RECORDS FOR THE EXERCISE -

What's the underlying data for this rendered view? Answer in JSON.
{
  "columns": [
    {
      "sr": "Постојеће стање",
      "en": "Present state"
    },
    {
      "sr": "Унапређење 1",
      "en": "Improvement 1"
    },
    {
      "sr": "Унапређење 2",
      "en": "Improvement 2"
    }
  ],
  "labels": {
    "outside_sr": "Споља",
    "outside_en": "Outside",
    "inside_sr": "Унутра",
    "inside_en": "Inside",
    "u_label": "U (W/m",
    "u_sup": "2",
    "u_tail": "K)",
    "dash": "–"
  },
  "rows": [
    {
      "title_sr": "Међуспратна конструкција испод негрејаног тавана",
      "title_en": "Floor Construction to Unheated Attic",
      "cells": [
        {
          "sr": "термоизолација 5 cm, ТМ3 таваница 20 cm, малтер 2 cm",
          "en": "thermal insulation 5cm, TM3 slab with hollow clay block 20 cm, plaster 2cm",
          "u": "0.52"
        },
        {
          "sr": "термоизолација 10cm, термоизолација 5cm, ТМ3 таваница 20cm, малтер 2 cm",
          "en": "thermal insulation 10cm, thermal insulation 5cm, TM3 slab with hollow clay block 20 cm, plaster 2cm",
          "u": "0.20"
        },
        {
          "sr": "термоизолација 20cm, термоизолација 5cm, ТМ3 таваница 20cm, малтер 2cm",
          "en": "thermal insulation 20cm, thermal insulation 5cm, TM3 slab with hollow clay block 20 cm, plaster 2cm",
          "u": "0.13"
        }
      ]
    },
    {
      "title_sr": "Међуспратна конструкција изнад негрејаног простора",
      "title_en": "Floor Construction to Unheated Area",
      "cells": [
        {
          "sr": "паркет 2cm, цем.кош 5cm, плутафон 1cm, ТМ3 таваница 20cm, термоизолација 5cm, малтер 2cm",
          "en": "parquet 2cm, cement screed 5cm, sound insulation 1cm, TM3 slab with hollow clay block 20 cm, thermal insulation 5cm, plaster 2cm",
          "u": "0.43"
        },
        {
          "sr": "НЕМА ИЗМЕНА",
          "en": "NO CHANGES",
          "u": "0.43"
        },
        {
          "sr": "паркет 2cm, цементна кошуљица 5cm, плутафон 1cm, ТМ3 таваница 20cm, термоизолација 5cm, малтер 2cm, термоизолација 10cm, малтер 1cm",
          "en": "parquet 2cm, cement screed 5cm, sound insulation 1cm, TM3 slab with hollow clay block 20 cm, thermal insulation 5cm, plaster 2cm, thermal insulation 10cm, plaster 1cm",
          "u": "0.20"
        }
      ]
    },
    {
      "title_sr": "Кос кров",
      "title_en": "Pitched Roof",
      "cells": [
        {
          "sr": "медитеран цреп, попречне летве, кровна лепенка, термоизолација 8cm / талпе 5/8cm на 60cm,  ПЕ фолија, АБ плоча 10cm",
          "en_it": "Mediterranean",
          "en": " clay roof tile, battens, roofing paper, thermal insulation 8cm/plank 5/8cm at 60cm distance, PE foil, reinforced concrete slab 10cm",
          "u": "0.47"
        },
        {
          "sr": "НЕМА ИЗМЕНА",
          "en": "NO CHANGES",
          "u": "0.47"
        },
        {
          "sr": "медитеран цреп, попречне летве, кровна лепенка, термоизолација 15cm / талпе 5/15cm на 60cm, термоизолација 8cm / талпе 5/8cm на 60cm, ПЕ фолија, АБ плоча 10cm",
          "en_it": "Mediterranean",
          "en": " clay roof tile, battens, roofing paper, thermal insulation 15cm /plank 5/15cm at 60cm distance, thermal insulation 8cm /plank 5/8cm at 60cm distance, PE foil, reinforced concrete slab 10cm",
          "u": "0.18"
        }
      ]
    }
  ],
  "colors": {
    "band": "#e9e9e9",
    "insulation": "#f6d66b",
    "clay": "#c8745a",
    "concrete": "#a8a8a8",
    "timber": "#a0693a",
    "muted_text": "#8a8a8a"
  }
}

REQUEST - Copy every line of the records above that contains "tile".

RESPONSE TO THE TASK -
          "en": " clay roof tile, battens, roofing paper, thermal insulation 8cm/plank 5/8cm at 60cm distance, PE foil, reinforced concrete slab 10cm",
          "en": " clay roof tile, battens, roofing paper, thermal insulation 15cm /plank 5/15cm at 60cm distance, thermal insulation 8cm /plank 5/8cm at 60cm distance, PE foil, reinforced concrete slab 10cm",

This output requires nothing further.